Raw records
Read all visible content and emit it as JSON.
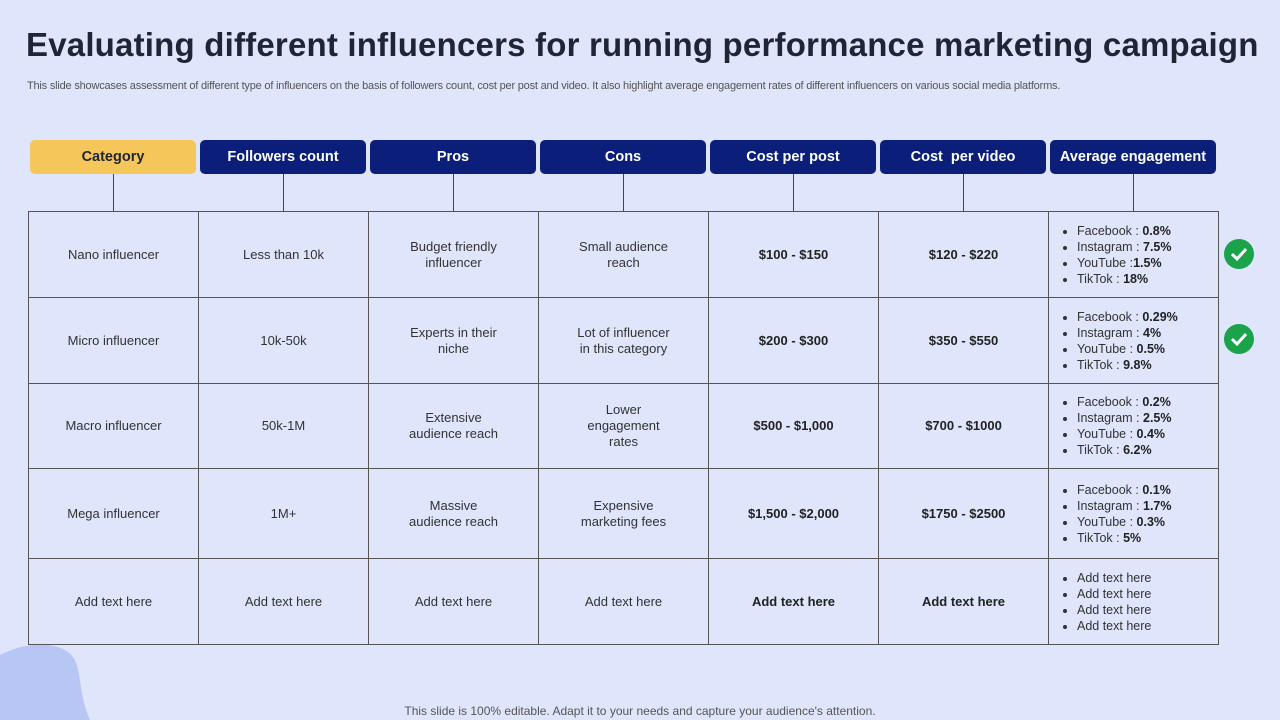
{
  "header": {
    "title": "Evaluating different influencers for running performance marketing campaign",
    "subtitle": "This slide showcases assessment of different type  of influencers on the basis of followers count, cost per post and video. It also highlight average engagement rates of different influencers on various social media platforms."
  },
  "table": {
    "columns": [
      "Category",
      "Followers count",
      "Pros",
      "Cons",
      "Cost per post",
      "Cost  per video",
      "Average engagement"
    ],
    "rows": [
      [
        "Nano influencer",
        "Less than 10k",
        "Budget friendly influencer",
        "Small audience reach",
        "$100 - $150",
        "$120 - $220",
        [
          {
            "label": "Facebook : ",
            "value": "0.8%"
          },
          {
            "label": "Instagram : ",
            "value": "7.5%"
          },
          {
            "label": "YouTube :",
            "value": "1.5%"
          },
          {
            "label": "TikTok : ",
            "value": "18%"
          }
        ]
      ],
      [
        "Micro influencer",
        "10k-50k",
        "Experts in their niche",
        "Lot of influencer in this category",
        "$200 - $300",
        "$350 - $550",
        [
          {
            "label": "Facebook : ",
            "value": "0.29%"
          },
          {
            "label": "Instagram : ",
            "value": "4%"
          },
          {
            "label": "YouTube : ",
            "value": "0.5%"
          },
          {
            "label": "TikTok : ",
            "value": "9.8%"
          }
        ]
      ],
      [
        "Macro influencer",
        "50k-1M",
        "Extensive audience reach",
        "Lower engagement rates",
        "$500 - $1,000",
        "$700 - $1000",
        [
          {
            "label": "Facebook : ",
            "value": "0.2%"
          },
          {
            "label": "Instagram : ",
            "value": "2.5%"
          },
          {
            "label": "YouTube : ",
            "value": "0.4%"
          },
          {
            "label": "TikTok : ",
            "value": "6.2%"
          }
        ]
      ],
      [
        "Mega influencer",
        "1M+",
        "Massive audience reach",
        "Expensive marketing fees",
        "$1,500 - $2,000",
        "$1750 - $2500",
        [
          {
            "label": "Facebook : ",
            "value": "0.1%"
          },
          {
            "label": "Instagram : ",
            "value": "1.7%"
          },
          {
            "label": "YouTube : ",
            "value": "0.3%"
          },
          {
            "label": "TikTok : ",
            "value": "5%"
          }
        ]
      ],
      [
        "Add text here",
        "Add text here",
        "Add text here",
        "Add text here",
        "Add text here",
        "Add text here",
        [
          "Add text here",
          "Add text here",
          "Add text here",
          "Add text here"
        ]
      ]
    ]
  },
  "footer": "This slide is 100% editable. Adapt it to your needs and capture your audience's attention."
}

Given instruction: Excluding the pictures, restate the records above word for word.

Answer for the task:
Read all visible content and emit it as JSON.
{
  "header": {
    "title": "Evaluating different influencers for running performance marketing campaign",
    "subtitle": "This slide showcases assessment of different type  of influencers on the basis of followers count, cost per post and video. It also highlight average engagement rates of different influencers on various social media platforms."
  },
  "table": {
    "columns": [
      "Category",
      "Followers count",
      "Pros",
      "Cons",
      "Cost per post",
      "Cost  per video",
      "Average engagement"
    ],
    "rows": [
      [
        "Nano influencer",
        "Less than 10k",
        "Budget friendly influencer",
        "Small audience reach",
        "$100 - $150",
        "$120 - $220",
        [
          {
            "label": "Facebook : ",
            "value": "0.8%"
          },
          {
            "label": "Instagram : ",
            "value": "7.5%"
          },
          {
            "label": "YouTube :",
            "value": "1.5%"
          },
          {
            "label": "TikTok : ",
            "value": "18%"
          }
        ]
      ],
      [
        "Micro influencer",
        "10k-50k",
        "Experts in their niche",
        "Lot of influencer in this category",
        "$200 - $300",
        "$350 - $550",
        [
          {
            "label": "Facebook : ",
            "value": "0.29%"
          },
          {
            "label": "Instagram : ",
            "value": "4%"
          },
          {
            "label": "YouTube : ",
            "value": "0.5%"
          },
          {
            "label": "TikTok : ",
            "value": "9.8%"
          }
        ]
      ],
      [
        "Macro influencer",
        "50k-1M",
        "Extensive audience reach",
        "Lower engagement rates",
        "$500 - $1,000",
        "$700 - $1000",
        [
          {
            "label": "Facebook : ",
            "value": "0.2%"
          },
          {
            "label": "Instagram : ",
            "value": "2.5%"
          },
          {
            "label": "YouTube : ",
            "value": "0.4%"
          },
          {
            "label": "TikTok : ",
            "value": "6.2%"
          }
        ]
      ],
      [
        "Mega influencer",
        "1M+",
        "Massive audience reach",
        "Expensive marketing fees",
        "$1,500 - $2,000",
        "$1750 - $2500",
        [
          {
            "label": "Facebook : ",
            "value": "0.1%"
          },
          {
            "label": "Instagram : ",
            "value": "1.7%"
          },
          {
            "label": "YouTube : ",
            "value": "0.3%"
          },
          {
            "label": "TikTok : ",
            "value": "5%"
          }
        ]
      ],
      [
        "Add text here",
        "Add text here",
        "Add text here",
        "Add text here",
        "Add text here",
        "Add text here",
        [
          "Add text here",
          "Add text here",
          "Add text here",
          "Add text here"
        ]
      ]
    ]
  },
  "footer": "This slide is 100% editable. Adapt it to your needs and capture your audience's attention."
}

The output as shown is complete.